--- begin ---

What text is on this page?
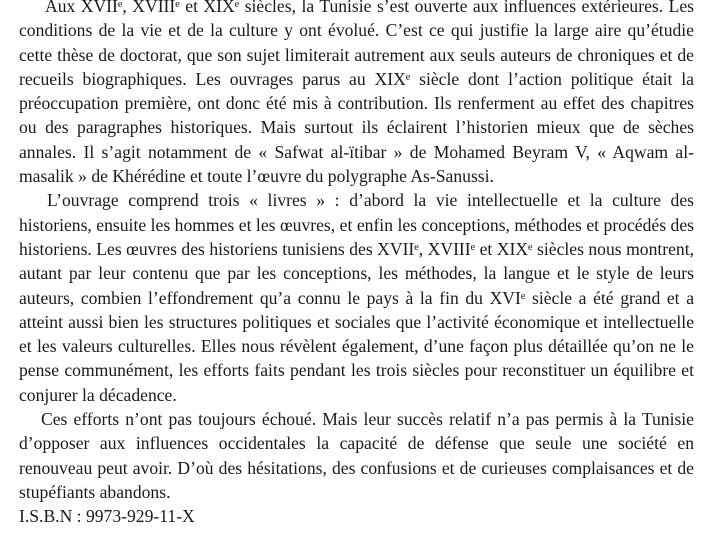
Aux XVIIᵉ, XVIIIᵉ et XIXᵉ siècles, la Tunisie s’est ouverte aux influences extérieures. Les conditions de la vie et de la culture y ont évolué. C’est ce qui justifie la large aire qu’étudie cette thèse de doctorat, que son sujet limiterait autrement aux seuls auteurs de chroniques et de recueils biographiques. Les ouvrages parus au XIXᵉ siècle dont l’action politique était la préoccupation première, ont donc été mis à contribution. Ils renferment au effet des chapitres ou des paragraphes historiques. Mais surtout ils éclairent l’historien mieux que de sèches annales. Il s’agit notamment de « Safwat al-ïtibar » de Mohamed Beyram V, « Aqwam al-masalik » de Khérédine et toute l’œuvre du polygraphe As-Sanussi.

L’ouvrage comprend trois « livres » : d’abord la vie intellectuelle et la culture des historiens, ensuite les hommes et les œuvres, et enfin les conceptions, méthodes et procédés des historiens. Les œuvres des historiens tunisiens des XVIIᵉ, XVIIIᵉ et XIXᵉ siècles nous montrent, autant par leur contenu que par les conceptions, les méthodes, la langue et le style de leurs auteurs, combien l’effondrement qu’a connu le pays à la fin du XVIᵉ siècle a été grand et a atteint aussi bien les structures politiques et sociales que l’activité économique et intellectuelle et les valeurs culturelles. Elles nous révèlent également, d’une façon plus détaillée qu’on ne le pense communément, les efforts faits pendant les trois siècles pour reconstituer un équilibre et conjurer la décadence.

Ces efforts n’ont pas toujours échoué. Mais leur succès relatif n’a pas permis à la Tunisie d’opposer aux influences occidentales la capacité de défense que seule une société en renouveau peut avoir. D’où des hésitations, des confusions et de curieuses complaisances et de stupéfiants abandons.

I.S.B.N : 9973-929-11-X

--- end ---
--- begin ---

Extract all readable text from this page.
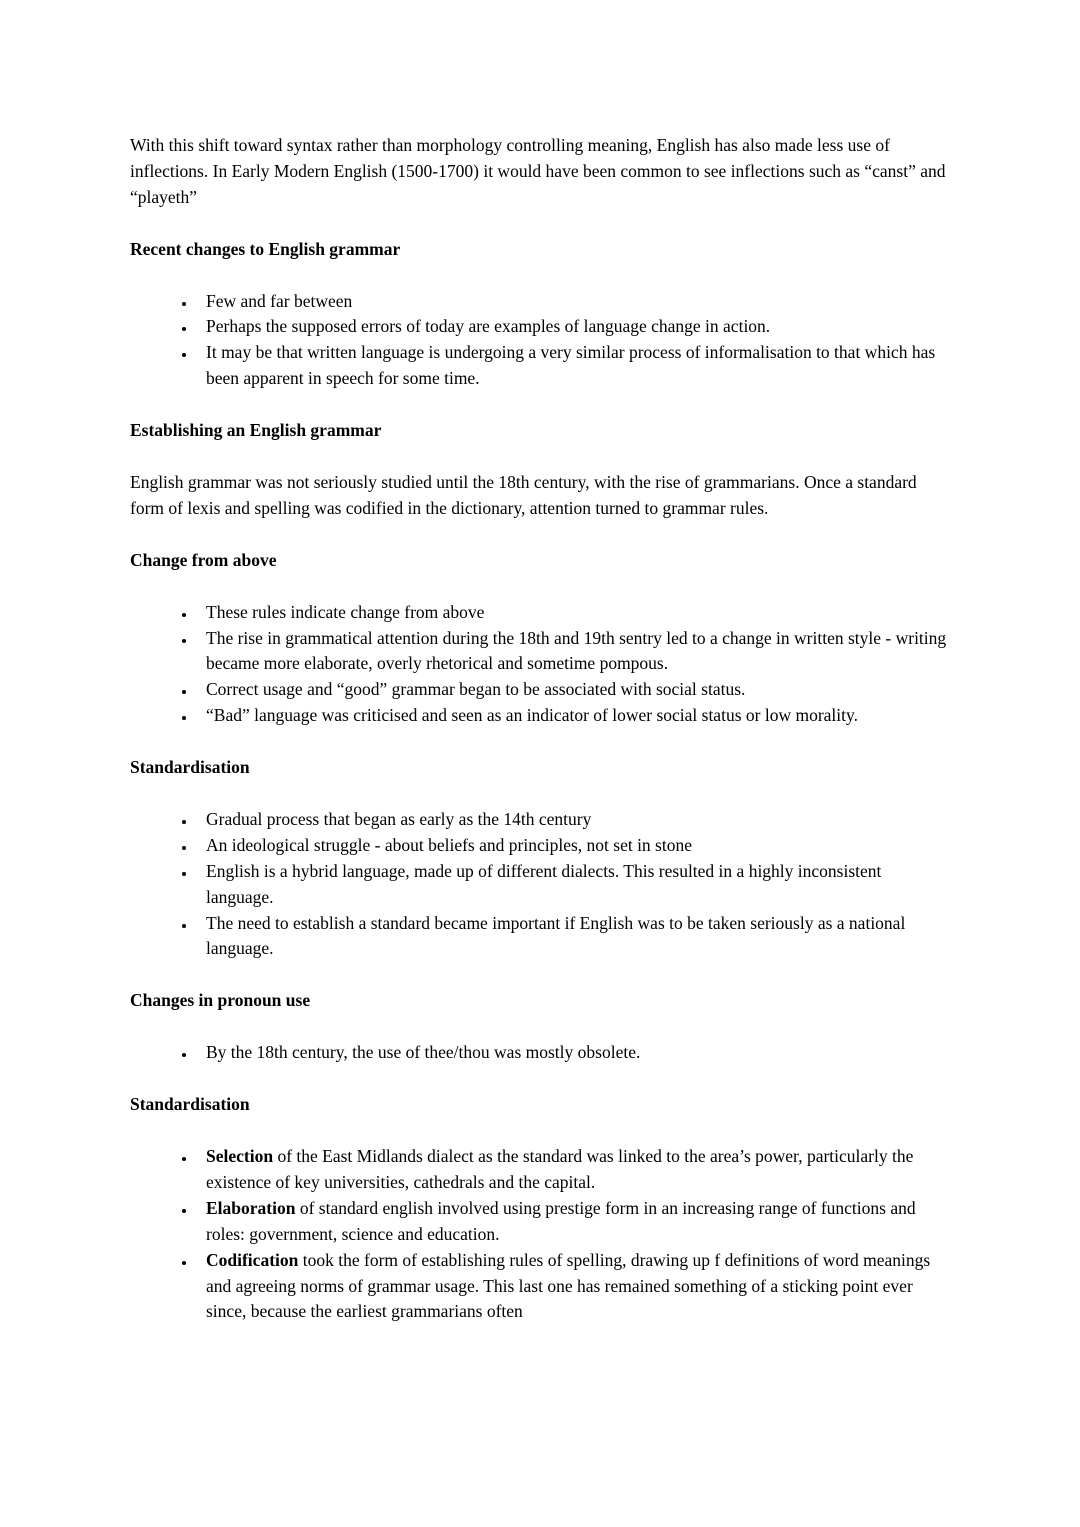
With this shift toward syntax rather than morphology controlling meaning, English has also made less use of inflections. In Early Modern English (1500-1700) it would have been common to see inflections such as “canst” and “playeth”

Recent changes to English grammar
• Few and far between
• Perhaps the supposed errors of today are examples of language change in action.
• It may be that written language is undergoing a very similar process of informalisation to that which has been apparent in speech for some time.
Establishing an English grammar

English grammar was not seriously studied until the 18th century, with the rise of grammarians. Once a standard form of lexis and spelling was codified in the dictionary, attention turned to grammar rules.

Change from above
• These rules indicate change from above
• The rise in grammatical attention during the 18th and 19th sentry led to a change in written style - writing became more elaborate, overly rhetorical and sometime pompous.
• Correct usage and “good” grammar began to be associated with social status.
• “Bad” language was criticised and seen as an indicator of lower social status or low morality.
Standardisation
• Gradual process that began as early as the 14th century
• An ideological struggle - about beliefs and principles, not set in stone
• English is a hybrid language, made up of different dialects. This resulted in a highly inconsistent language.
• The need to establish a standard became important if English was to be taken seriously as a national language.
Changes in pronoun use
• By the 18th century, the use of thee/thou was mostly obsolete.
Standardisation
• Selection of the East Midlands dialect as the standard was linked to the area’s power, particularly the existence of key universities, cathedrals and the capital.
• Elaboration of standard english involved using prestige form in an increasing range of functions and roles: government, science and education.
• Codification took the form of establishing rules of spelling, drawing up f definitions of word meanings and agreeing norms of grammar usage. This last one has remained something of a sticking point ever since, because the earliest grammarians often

--- end ---
--- begin ---

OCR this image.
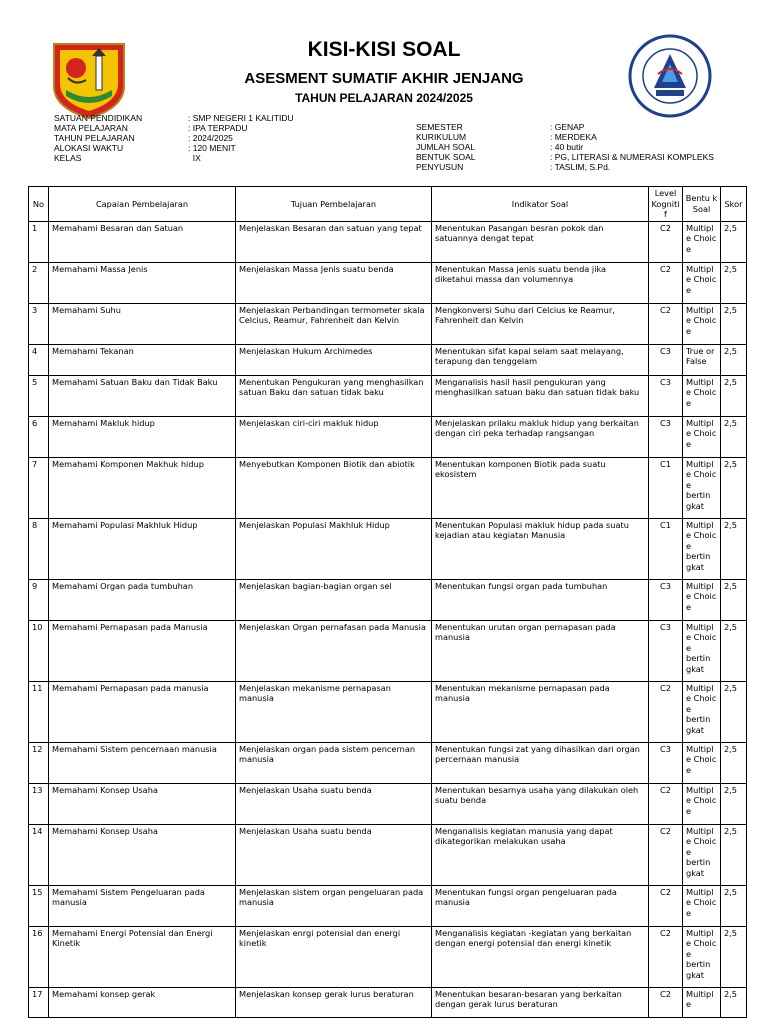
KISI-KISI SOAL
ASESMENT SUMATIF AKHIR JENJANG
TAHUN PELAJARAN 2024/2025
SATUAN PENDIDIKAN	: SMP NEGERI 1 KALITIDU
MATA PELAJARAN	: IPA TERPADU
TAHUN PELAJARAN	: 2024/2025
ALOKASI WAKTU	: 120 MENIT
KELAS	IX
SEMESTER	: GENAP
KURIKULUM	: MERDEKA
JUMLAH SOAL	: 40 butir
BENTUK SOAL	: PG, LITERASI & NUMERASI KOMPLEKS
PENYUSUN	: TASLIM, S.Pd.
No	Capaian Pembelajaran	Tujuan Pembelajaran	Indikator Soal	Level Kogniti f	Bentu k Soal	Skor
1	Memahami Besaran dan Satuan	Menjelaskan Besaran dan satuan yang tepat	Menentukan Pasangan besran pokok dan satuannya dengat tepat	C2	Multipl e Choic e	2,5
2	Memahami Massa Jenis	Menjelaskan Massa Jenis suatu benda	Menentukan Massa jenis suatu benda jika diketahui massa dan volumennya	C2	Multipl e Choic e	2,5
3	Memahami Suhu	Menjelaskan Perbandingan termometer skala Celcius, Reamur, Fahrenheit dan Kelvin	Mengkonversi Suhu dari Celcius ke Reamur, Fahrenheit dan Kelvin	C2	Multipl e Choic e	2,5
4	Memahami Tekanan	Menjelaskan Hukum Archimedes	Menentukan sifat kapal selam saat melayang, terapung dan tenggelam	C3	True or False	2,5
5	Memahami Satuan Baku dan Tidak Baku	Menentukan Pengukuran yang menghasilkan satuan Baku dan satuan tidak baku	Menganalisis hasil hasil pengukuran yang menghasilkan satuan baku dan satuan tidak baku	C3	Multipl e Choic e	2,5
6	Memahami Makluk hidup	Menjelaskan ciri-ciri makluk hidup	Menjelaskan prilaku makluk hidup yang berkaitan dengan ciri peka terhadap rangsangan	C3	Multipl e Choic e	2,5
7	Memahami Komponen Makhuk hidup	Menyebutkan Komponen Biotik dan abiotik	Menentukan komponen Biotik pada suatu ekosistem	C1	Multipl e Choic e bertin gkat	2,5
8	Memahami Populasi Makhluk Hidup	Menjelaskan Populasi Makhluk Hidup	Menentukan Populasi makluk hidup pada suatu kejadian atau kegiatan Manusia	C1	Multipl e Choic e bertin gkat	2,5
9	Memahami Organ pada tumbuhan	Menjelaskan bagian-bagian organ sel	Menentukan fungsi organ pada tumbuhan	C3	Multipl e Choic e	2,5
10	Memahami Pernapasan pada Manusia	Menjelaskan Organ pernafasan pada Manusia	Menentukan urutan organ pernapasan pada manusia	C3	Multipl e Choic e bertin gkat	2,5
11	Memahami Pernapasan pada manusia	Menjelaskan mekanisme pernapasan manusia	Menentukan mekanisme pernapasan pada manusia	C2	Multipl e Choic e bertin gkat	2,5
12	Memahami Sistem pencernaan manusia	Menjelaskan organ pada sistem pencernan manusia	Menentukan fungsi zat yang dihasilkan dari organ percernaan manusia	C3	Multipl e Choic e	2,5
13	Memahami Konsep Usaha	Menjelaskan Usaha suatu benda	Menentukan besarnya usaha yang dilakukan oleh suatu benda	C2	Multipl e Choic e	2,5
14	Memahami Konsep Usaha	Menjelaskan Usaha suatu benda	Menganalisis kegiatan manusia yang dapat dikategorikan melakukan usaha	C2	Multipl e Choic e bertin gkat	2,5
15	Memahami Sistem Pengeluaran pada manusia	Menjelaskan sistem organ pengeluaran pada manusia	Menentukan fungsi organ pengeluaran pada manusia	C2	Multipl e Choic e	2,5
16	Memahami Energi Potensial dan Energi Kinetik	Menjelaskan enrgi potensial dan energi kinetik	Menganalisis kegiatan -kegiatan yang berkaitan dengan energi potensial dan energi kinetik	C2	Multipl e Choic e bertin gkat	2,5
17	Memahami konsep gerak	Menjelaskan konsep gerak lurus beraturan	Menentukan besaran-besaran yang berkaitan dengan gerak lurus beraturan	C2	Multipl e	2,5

--- end ---

## THE EXERCISE
Pull out each line holding the string "pernapasan".

## OUTPUT OF THE EXERCISE
10	Memahami Pernapasan pada Manusia	Menjelaskan Organ pernafasan pada Manusia	Menentukan urutan organ pernapasan pada manusia	C3	Multipl e Choic e bertin gkat	2,5
11	Memahami Pernapasan pada manusia	Menjelaskan mekanisme pernapasan manusia	Menentukan mekanisme pernapasan pada manusia	C2	Multipl e Choic e bertin gkat	2,5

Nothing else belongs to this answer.